## Begin

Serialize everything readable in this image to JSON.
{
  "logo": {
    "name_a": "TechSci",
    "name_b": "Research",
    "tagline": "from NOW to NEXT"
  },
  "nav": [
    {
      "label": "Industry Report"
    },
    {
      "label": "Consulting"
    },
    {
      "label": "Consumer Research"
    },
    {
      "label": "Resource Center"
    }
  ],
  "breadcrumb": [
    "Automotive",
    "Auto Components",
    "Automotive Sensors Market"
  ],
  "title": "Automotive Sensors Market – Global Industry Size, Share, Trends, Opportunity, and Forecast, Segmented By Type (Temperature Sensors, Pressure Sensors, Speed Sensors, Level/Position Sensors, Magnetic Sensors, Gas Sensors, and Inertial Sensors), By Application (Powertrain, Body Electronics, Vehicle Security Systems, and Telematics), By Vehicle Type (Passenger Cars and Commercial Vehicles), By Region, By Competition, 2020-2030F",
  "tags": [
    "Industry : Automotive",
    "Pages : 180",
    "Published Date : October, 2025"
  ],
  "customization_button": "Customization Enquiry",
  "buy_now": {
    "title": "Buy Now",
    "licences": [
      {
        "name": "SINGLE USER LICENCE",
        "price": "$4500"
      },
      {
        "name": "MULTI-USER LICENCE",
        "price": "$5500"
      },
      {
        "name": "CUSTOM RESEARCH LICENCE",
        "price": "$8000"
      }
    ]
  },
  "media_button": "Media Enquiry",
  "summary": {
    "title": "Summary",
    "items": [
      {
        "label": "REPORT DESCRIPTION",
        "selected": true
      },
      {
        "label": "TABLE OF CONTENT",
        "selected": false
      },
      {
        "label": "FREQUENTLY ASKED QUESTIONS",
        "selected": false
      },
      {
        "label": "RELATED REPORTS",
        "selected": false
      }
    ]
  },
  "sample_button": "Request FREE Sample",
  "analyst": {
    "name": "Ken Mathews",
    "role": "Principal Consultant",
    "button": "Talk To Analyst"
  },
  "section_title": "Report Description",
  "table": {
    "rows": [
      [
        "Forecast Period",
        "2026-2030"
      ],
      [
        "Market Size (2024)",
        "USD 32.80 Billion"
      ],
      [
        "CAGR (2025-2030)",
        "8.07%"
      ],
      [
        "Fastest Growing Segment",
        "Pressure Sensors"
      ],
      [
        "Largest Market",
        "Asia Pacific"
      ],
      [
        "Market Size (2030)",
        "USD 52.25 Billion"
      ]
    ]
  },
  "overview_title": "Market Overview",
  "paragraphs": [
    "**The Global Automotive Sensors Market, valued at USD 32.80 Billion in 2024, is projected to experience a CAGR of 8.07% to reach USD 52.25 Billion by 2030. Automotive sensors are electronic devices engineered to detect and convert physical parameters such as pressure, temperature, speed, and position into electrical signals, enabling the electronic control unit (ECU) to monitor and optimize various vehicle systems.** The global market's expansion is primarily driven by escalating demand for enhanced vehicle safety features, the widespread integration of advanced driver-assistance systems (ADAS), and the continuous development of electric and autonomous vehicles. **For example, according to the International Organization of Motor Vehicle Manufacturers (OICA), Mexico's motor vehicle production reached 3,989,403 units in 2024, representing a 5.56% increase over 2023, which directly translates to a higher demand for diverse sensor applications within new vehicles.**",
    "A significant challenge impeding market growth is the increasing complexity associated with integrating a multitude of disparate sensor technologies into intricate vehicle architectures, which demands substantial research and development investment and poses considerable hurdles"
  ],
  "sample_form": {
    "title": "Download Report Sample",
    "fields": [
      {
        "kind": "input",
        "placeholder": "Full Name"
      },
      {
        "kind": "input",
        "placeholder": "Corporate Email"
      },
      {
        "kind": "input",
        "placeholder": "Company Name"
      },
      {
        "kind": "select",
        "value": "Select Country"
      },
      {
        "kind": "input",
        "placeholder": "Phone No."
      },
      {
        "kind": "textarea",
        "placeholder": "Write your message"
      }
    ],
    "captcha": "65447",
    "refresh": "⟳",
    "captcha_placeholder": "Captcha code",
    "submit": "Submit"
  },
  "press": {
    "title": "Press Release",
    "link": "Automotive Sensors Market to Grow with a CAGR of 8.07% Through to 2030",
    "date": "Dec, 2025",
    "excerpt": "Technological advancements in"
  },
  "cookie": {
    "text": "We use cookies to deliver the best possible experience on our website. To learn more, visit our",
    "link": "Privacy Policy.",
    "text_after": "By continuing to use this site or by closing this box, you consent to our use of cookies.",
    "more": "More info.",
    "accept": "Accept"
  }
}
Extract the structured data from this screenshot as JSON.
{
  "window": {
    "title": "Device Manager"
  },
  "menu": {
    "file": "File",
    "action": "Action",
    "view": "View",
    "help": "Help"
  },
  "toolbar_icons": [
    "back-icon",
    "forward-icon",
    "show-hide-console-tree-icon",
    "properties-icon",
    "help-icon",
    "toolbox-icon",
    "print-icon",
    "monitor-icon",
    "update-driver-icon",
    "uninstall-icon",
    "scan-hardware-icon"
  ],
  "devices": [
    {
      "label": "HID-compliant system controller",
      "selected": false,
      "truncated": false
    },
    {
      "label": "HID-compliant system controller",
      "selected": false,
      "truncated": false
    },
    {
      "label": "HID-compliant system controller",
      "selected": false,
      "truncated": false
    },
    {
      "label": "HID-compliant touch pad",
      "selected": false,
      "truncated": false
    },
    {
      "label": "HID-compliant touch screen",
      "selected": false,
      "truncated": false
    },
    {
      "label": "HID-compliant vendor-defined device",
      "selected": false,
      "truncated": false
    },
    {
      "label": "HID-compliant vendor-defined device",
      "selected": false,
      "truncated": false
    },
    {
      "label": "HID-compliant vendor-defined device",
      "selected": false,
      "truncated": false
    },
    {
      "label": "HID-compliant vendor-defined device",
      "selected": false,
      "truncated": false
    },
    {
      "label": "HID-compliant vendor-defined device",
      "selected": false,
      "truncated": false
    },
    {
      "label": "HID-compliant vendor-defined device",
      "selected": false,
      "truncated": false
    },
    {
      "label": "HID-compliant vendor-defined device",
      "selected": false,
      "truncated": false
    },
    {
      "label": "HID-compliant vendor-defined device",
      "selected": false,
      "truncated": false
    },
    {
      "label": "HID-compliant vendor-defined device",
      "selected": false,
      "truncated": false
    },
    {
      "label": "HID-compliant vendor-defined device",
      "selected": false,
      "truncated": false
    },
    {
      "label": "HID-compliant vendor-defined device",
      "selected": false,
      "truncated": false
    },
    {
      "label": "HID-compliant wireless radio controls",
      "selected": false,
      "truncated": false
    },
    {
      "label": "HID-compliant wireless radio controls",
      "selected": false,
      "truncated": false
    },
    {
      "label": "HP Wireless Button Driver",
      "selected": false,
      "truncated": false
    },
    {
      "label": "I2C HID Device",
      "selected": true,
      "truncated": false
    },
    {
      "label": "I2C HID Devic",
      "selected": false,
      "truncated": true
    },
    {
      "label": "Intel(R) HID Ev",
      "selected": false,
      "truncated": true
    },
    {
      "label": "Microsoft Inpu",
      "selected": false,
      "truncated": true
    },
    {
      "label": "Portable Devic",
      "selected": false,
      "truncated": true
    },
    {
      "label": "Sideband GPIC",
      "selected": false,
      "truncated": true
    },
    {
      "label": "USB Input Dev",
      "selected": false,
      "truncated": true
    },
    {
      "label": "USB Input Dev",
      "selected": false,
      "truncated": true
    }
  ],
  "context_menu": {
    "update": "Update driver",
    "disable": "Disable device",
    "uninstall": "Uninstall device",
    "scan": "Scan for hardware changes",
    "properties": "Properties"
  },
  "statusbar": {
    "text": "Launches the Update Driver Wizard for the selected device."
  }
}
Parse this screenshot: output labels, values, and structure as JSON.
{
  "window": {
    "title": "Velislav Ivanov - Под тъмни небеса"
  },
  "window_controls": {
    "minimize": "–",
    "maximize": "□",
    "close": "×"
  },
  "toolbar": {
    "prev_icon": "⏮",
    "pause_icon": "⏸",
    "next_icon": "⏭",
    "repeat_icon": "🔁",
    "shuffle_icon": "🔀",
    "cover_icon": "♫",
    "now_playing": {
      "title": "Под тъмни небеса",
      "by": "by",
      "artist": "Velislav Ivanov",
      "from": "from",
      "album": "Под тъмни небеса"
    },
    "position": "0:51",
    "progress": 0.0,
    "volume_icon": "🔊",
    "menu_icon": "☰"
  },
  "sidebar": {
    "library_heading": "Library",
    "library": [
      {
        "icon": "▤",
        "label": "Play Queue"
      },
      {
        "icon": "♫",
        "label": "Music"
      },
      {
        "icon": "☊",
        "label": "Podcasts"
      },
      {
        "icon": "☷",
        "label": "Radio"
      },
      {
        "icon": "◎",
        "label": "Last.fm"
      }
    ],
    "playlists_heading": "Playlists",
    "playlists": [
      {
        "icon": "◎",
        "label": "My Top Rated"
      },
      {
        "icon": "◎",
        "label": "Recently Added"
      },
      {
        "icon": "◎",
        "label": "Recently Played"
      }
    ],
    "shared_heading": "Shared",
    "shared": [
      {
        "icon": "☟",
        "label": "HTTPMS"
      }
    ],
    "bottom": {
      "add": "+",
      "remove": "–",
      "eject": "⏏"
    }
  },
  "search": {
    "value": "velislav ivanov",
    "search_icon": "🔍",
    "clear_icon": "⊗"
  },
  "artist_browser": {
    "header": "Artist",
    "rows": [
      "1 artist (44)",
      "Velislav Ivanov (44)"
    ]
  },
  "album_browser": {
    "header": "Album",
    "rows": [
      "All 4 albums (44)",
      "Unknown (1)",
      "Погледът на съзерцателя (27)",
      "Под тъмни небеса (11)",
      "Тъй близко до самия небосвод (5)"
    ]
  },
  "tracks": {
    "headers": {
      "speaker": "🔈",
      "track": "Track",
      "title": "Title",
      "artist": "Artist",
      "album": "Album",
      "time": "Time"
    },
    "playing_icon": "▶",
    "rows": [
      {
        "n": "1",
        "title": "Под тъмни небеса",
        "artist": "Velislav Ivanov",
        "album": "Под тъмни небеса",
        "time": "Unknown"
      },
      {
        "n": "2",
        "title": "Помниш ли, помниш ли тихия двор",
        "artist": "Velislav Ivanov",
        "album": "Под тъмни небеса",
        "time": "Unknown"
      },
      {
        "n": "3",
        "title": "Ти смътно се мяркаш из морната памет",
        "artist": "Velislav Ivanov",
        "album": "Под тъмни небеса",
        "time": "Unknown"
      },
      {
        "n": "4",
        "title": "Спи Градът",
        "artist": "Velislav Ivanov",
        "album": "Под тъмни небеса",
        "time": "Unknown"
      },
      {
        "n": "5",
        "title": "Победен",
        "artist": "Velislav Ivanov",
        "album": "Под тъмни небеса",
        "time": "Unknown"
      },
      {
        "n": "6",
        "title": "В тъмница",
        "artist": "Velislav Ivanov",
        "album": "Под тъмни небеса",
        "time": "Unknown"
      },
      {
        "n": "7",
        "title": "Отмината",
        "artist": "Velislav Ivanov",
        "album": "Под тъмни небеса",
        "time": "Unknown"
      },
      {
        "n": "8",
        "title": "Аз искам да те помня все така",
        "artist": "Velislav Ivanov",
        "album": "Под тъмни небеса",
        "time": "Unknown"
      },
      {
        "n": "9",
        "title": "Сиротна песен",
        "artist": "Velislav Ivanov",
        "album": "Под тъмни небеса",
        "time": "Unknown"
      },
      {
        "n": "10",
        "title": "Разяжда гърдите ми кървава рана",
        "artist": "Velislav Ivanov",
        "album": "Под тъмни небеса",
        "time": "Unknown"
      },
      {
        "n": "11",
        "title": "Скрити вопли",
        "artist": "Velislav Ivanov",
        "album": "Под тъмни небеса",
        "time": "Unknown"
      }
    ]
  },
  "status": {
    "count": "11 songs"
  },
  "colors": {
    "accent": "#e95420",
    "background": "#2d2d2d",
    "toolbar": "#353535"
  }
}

## End

Say how many lines contain the string "scan", giving nothing but the count.

2